>> BEGIN TASK DATA

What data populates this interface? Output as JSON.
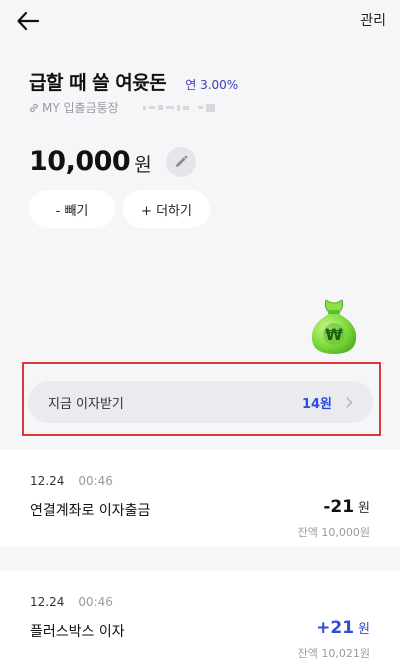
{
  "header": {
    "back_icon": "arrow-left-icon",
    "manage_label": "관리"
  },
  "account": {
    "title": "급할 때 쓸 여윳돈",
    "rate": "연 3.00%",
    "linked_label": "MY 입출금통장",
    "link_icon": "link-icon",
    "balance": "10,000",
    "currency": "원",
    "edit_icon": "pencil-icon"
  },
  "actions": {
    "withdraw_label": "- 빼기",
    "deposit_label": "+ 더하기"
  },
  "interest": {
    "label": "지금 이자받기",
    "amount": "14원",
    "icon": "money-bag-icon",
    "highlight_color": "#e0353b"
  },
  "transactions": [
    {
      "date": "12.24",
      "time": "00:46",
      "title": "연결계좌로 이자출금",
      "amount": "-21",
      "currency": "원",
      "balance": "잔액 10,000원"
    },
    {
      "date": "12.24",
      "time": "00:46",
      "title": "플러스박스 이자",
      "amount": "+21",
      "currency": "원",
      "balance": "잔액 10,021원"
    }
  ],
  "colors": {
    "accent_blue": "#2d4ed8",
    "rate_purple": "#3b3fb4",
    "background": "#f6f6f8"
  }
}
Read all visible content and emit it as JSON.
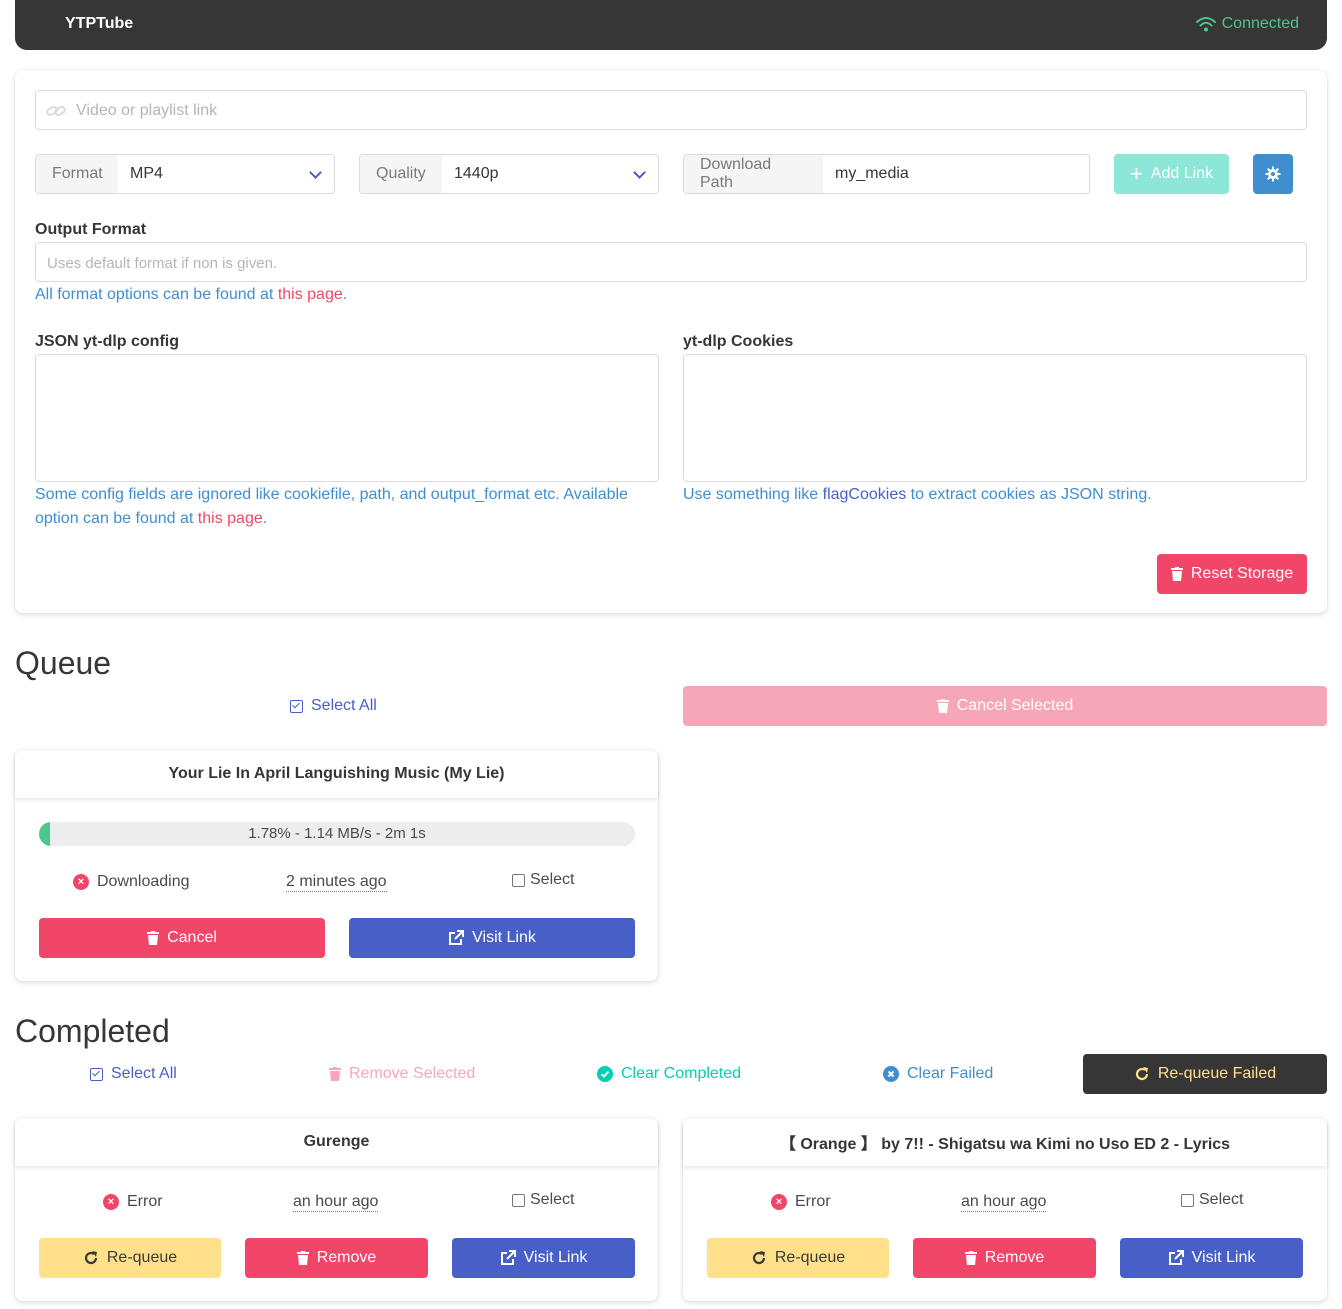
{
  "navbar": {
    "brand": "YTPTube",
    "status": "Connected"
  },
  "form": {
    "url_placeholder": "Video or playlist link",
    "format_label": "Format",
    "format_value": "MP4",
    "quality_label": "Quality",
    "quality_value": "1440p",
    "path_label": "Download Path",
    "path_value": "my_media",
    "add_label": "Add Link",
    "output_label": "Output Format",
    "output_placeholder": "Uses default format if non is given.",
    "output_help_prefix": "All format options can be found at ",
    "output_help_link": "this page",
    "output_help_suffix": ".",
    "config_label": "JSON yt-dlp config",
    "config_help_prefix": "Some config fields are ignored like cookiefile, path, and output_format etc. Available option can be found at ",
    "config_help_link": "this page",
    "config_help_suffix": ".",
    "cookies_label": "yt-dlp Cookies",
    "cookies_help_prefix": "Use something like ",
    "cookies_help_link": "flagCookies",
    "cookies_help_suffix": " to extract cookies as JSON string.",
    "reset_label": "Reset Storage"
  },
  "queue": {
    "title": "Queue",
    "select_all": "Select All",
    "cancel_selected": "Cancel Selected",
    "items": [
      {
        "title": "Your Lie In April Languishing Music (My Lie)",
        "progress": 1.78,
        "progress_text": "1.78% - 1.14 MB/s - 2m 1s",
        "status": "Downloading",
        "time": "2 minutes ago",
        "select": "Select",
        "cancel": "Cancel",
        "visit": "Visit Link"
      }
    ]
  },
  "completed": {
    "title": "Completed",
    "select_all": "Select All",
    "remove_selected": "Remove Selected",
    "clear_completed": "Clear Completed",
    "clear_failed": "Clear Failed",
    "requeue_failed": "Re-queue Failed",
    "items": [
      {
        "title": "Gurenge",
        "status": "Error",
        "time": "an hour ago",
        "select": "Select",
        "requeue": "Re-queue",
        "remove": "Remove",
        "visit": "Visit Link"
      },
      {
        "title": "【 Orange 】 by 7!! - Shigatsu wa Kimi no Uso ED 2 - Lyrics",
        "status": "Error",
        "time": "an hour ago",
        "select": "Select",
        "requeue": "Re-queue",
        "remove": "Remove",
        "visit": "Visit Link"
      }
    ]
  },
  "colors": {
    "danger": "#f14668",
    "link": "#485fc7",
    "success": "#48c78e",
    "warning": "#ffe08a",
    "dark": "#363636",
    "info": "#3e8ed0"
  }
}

>> END TASK DATA
>> BEGIN TASK DATA

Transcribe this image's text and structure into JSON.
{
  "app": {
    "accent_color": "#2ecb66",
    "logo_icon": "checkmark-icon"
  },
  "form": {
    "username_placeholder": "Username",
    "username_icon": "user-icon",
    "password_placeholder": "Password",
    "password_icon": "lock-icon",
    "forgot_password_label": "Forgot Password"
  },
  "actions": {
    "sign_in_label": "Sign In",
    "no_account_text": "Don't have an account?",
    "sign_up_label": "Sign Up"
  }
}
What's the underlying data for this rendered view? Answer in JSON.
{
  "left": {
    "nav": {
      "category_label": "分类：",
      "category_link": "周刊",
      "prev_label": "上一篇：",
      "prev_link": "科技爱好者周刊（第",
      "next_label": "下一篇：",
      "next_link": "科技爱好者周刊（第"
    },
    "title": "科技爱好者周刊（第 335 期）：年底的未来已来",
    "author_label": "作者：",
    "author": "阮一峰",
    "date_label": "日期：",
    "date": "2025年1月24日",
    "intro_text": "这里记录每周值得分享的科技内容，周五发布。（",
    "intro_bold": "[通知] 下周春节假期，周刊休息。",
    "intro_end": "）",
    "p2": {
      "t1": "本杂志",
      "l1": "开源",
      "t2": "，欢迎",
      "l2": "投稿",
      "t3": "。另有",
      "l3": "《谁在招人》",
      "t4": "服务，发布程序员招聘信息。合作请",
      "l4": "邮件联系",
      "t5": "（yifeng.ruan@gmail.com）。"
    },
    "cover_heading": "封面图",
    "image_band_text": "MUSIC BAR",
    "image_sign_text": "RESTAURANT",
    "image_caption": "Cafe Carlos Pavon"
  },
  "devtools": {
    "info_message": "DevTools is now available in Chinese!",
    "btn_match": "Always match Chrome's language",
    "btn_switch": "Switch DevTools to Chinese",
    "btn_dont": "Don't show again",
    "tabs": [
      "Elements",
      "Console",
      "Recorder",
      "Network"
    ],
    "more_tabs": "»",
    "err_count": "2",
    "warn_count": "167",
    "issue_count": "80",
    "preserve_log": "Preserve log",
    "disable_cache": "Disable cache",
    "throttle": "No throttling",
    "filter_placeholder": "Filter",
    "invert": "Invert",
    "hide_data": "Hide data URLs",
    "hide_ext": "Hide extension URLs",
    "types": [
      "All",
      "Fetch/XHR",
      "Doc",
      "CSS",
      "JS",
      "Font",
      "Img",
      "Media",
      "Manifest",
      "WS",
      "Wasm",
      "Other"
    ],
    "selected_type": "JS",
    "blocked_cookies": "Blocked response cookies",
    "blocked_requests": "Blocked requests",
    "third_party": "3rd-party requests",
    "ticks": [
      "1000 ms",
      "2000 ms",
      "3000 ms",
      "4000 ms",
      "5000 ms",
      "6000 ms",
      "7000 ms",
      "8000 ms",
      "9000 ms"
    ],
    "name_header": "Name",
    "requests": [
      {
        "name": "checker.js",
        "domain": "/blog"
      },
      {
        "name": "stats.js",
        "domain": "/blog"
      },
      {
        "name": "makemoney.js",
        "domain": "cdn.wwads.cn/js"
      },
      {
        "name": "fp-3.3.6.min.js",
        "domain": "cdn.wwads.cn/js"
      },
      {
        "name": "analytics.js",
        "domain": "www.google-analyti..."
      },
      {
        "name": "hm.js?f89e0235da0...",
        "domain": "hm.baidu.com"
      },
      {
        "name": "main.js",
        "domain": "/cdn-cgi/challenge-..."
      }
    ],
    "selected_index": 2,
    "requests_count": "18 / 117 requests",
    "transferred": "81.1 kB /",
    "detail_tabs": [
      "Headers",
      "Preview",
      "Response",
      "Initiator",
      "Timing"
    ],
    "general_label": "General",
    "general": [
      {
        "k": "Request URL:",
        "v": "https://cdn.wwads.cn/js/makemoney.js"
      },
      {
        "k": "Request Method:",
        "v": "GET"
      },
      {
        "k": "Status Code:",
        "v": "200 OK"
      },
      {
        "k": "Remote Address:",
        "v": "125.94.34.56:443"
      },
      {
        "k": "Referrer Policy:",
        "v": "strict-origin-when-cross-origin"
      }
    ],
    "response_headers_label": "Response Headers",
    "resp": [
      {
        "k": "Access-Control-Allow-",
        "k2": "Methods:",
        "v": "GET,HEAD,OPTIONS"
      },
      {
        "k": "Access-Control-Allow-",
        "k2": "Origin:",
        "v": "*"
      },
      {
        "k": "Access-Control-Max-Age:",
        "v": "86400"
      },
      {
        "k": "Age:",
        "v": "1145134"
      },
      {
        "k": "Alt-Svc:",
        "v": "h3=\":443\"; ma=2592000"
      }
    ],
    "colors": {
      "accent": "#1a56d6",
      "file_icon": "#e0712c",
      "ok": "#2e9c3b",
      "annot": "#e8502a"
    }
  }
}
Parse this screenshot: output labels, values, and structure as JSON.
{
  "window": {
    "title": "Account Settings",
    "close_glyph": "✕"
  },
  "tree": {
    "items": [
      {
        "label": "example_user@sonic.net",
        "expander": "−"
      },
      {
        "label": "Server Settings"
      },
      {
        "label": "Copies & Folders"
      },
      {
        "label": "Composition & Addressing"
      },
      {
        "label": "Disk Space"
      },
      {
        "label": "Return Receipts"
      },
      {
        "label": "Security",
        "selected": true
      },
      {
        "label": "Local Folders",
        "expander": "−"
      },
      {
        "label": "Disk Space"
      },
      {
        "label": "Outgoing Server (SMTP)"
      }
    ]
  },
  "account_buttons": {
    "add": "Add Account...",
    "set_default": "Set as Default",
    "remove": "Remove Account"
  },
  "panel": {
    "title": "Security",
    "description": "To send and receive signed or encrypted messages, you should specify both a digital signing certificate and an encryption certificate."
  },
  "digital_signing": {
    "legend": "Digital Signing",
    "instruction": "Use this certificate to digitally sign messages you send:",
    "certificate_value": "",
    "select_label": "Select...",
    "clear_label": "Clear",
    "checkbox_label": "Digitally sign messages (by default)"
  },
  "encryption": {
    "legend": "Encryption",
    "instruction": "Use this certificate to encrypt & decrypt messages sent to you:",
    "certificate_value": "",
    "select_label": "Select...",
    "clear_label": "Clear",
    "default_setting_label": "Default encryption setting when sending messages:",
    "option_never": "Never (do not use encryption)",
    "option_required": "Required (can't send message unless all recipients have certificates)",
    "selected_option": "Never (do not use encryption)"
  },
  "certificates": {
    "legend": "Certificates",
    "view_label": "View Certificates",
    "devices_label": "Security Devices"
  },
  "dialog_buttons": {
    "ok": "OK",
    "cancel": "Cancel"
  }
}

>> END TASK DATA

### CHALLENGE:
Count each line of the data where the word "requests" appears, then reply with the total only.

### SOLUTION BELOW:
4